[Records]

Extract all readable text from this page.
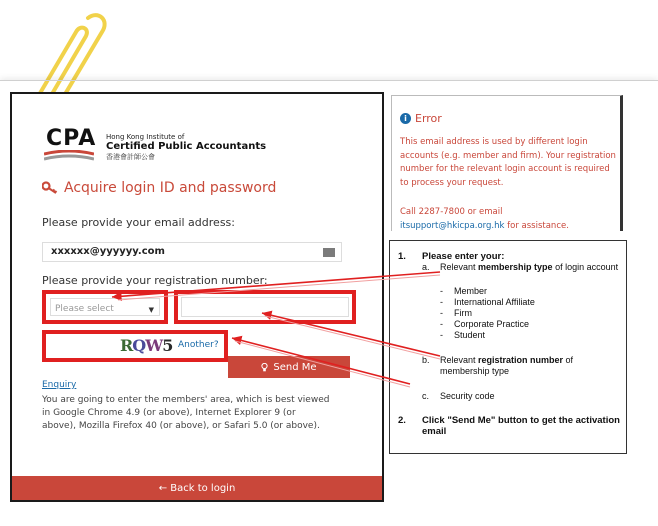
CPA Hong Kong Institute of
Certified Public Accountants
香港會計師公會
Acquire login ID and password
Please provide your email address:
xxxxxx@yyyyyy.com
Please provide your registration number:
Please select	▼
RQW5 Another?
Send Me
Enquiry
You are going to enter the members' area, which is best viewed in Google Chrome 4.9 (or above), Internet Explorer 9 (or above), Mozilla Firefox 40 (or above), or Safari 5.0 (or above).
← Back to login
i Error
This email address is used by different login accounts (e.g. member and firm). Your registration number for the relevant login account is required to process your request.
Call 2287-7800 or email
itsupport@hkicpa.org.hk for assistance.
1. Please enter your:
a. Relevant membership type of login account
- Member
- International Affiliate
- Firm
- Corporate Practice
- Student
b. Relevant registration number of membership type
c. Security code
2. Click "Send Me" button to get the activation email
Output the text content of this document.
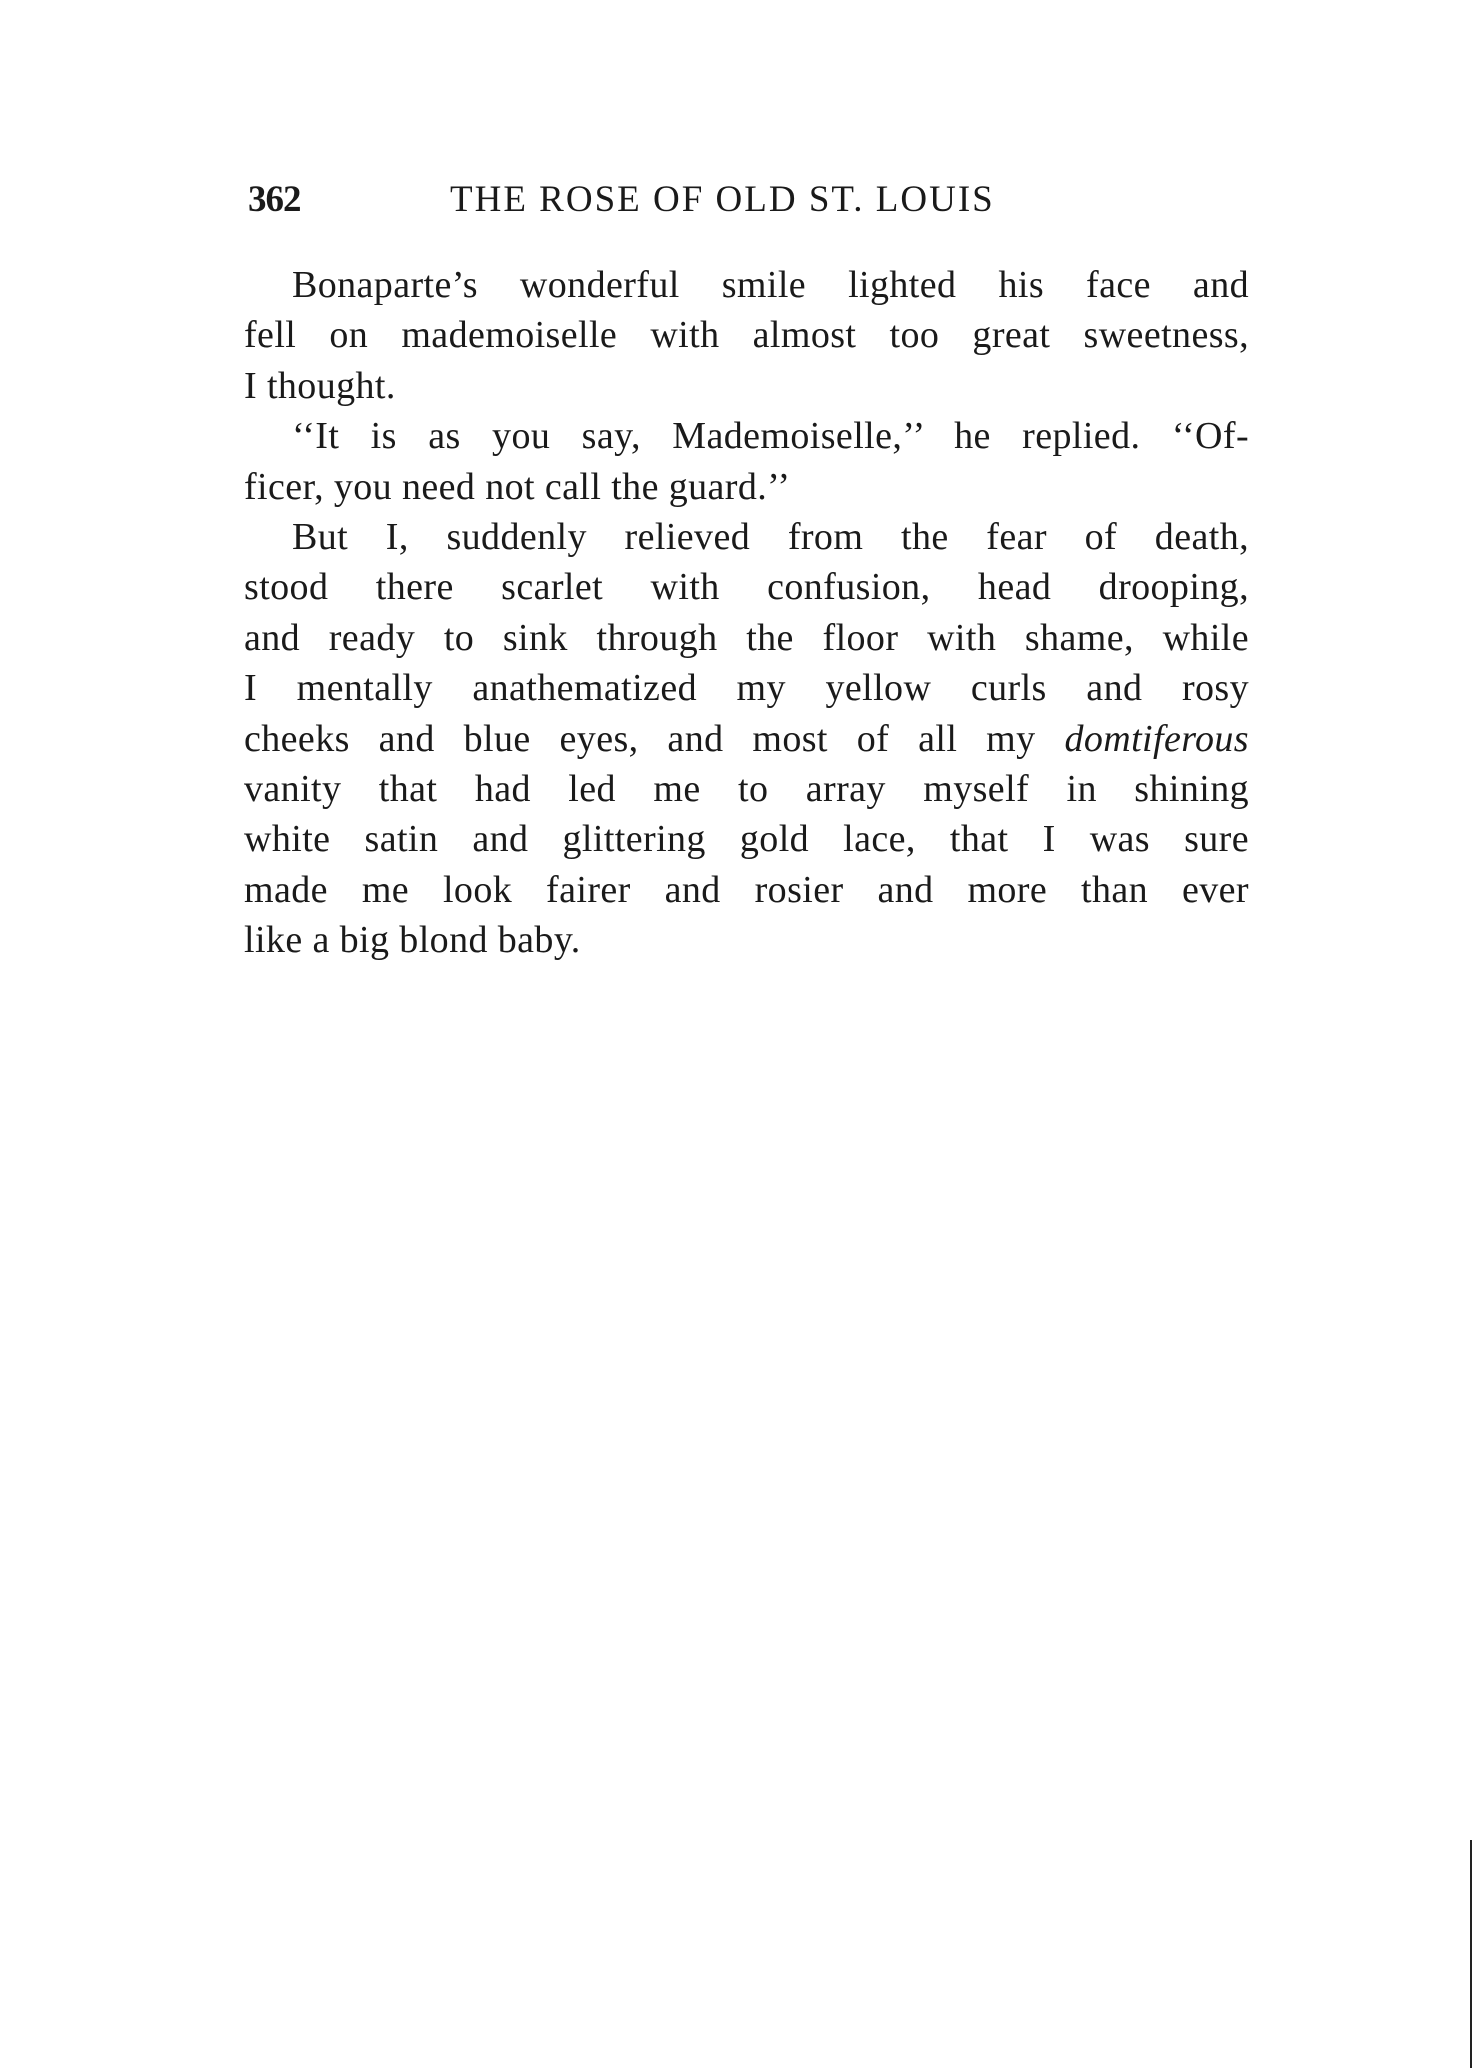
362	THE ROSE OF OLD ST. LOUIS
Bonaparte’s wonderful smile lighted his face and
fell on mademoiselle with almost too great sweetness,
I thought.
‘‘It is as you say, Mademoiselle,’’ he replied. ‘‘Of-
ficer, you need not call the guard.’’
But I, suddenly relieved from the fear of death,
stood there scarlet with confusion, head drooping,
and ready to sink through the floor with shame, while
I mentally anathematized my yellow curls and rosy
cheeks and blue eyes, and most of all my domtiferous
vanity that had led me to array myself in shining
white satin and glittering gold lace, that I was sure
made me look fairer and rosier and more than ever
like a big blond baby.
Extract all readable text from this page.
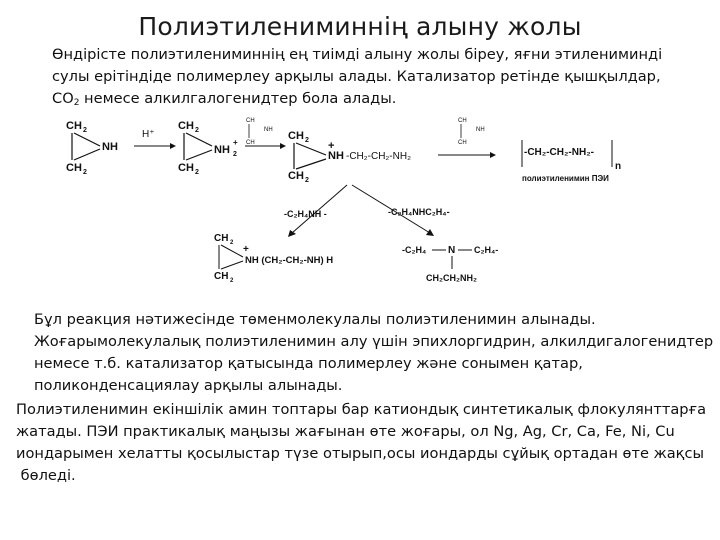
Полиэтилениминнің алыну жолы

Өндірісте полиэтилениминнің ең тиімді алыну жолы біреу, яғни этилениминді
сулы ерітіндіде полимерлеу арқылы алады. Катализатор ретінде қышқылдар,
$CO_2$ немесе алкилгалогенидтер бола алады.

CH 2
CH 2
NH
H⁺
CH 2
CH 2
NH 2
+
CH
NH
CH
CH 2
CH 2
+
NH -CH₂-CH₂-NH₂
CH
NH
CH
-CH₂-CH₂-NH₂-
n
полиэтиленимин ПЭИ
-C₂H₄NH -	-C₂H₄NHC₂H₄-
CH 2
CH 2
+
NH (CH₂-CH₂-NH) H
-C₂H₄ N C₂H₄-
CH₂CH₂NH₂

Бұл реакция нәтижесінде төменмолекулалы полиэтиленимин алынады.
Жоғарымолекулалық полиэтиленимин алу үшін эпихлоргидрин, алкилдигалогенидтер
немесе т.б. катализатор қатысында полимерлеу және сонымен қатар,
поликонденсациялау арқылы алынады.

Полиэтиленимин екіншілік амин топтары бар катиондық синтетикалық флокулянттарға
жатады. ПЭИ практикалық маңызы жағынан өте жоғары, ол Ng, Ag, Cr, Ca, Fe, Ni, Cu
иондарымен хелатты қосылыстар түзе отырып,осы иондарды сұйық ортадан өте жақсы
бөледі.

## DIRECTIONS
Search the entries for "алыну" and copy out each line that has it.

## TASK RESULT
Полиэтилениминнің алыну жолы
Өндірісте полиэтилениминнің ең тиімді алыну жолы біреу, яғни этилениминді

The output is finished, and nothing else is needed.